(Direction)
Go through the entries and count the lines with the string "screenshot" in them. Give only that number.

=======

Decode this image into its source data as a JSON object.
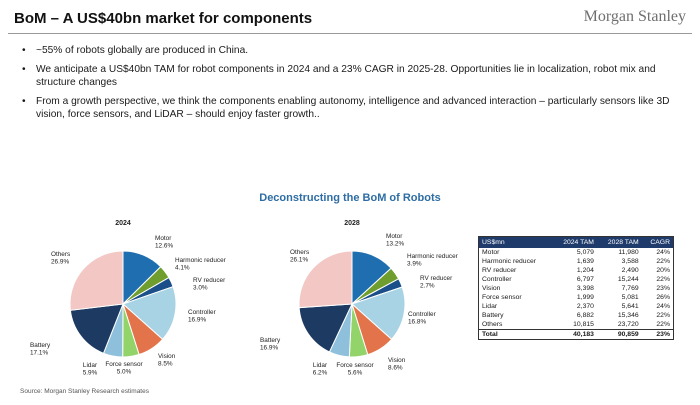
{
  "header": {
    "title": "BoM – A US$40bn market for components",
    "brand": "Morgan Stanley"
  },
  "bullets": [
    "~55% of robots globally are produced in China.",
    "We anticipate a US$40bn TAM for robot components in 2024 and a 23% CAGR in 2025-28. Opportunities lie in localization, robot mix and structure changes",
    "From a growth perspective, we think the components enabling autonomy, intelligence and advanced interaction – particularly sensors like 3D vision, force sensors, and LiDAR – should enjoy faster growth.."
  ],
  "section_title": "Deconstructing the BoM of Robots",
  "source": "Source: Morgan Stanley Research estimates",
  "colors": {
    "title_blue": "#2e6da4",
    "table_header": "#1e3b6c",
    "slices": [
      "#1f6fb0",
      "#6f9e2e",
      "#1b4f8a",
      "#a8d3e4",
      "#e2734a",
      "#93d46a",
      "#8ec0dc",
      "#1d3b62",
      "#f2c7c4",
      "#d2d2d2"
    ]
  },
  "chart_data": [
    {
      "type": "pie",
      "title": "2024",
      "categories": [
        "Motor",
        "Harmonic reducer",
        "RV reducer",
        "Controller",
        "Vision",
        "Force sensor",
        "Lidar",
        "Battery",
        "Others"
      ],
      "values": [
        12.6,
        4.1,
        3.0,
        16.9,
        8.5,
        5.0,
        5.9,
        17.1,
        26.9
      ],
      "labels": [
        "12.6%",
        "4.1%",
        "3.0%",
        "16.9%",
        "8.5%",
        "5.0%",
        "5.9%",
        "17.1%",
        "26.9%"
      ]
    },
    {
      "type": "pie",
      "title": "2028",
      "categories": [
        "Motor",
        "Harmonic reducer",
        "RV reducer",
        "Controller",
        "Vision",
        "Force sensor",
        "Lidar",
        "Battery",
        "Others"
      ],
      "values": [
        13.2,
        3.9,
        2.7,
        16.8,
        8.6,
        5.6,
        6.2,
        16.9,
        26.1
      ],
      "labels": [
        "13.2%",
        "3.9%",
        "2.7%",
        "16.8%",
        "8.6%",
        "5.6%",
        "6.2%",
        "16.9%",
        "26.1%"
      ]
    },
    {
      "type": "table",
      "columns": [
        "US$mn",
        "2024 TAM",
        "2028 TAM",
        "CAGR"
      ],
      "rows": [
        [
          "Motor",
          "5,079",
          "11,980",
          "24%"
        ],
        [
          "Harmonic reducer",
          "1,639",
          "3,588",
          "22%"
        ],
        [
          "RV reducer",
          "1,204",
          "2,490",
          "20%"
        ],
        [
          "Controller",
          "6,797",
          "15,244",
          "22%"
        ],
        [
          "Vision",
          "3,398",
          "7,769",
          "23%"
        ],
        [
          "Force sensor",
          "1,999",
          "5,081",
          "26%"
        ],
        [
          "Lidar",
          "2,370",
          "5,641",
          "24%"
        ],
        [
          "Battery",
          "6,882",
          "15,346",
          "22%"
        ],
        [
          "Others",
          "10,815",
          "23,720",
          "22%"
        ]
      ],
      "total": [
        "Total",
        "40,183",
        "90,859",
        "23%"
      ]
    }
  ]
}
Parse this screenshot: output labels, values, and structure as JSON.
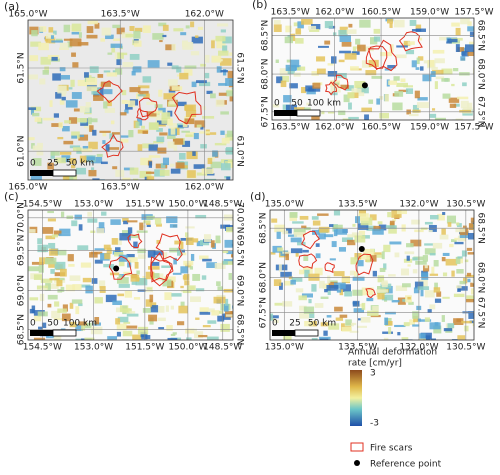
{
  "panels": [
    {
      "label": "(a)",
      "lon_ticks": [
        "165.0°W",
        "163.5°W",
        "162.0°W"
      ],
      "lat_ticks": [
        "61.5°N",
        "61.0°N"
      ],
      "scale_labels": [
        "0",
        "25",
        "50 km"
      ]
    },
    {
      "label": "(b)",
      "lon_ticks": [
        "163.5°W",
        "162.0°W",
        "160.5°W",
        "159.0°W",
        "157.5°W"
      ],
      "lat_ticks": [
        "68.5°N",
        "68.0°N",
        "67.5°N"
      ],
      "scale_labels": [
        "0",
        "50",
        "100 km"
      ]
    },
    {
      "label": "(c)",
      "lon_ticks": [
        "154.5°W",
        "153.0°W",
        "151.5°W",
        "150.0°W",
        "148.5°W"
      ],
      "lat_ticks": [
        "70.0°N",
        "69.5°N",
        "69.0°N",
        "68.5°N"
      ],
      "scale_labels": [
        "0",
        "50",
        "100 km"
      ]
    },
    {
      "label": "(d)",
      "lon_ticks": [
        "135.0°W",
        "133.5°W",
        "132.0°W",
        "130.5°W"
      ],
      "lat_ticks": [
        "68.5°N",
        "68.0°N",
        "67.5°N"
      ],
      "scale_labels": [
        "0",
        "25",
        "50 km"
      ]
    }
  ],
  "legend": {
    "title_lines": [
      "Annual deformation",
      "rate [cm/yr]"
    ],
    "colorbar_ticks": [
      3,
      -3
    ],
    "fire_scars": "Fire scars",
    "reference_point": "Reference point"
  }
}
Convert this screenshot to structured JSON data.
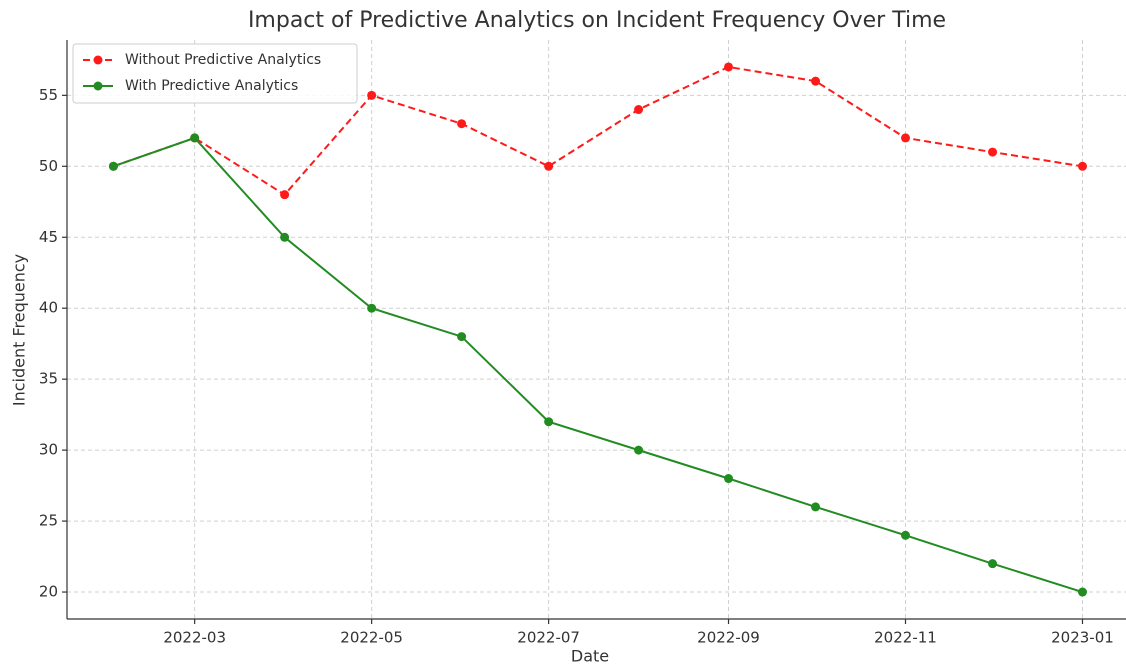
{
  "chart_data": {
    "type": "line",
    "title": "Impact of Predictive Analytics on Incident Frequency Over Time",
    "x_label": "Date",
    "y_label": "Incident Frequency",
    "x": [
      "2022-02",
      "2022-03",
      "2022-04",
      "2022-05",
      "2022-06",
      "2022-07",
      "2022-08",
      "2022-09",
      "2022-10",
      "2022-11",
      "2022-12",
      "2023-01"
    ],
    "series": [
      {
        "name": "Without Predictive Analytics",
        "color": "#ff1a1a",
        "dashed": true,
        "values": [
          50,
          52,
          48,
          55,
          53,
          50,
          54,
          57,
          56,
          52,
          51,
          50
        ]
      },
      {
        "name": "With Predictive Analytics",
        "color": "#228b22",
        "dashed": false,
        "values": [
          50,
          52,
          45,
          40,
          38,
          32,
          30,
          28,
          26,
          24,
          22,
          20
        ]
      }
    ],
    "xlim": [
      "2022-01-16",
      "2023-01-16"
    ],
    "xticks": [
      "2022-03",
      "2022-05",
      "2022-07",
      "2022-09",
      "2022-11",
      "2023-01"
    ],
    "ylim": [
      18.1,
      58.9
    ],
    "yticks": [
      20,
      25,
      30,
      35,
      40,
      45,
      50,
      55
    ],
    "grid": true,
    "legend": "upper left"
  }
}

=======

(Finished answer)
2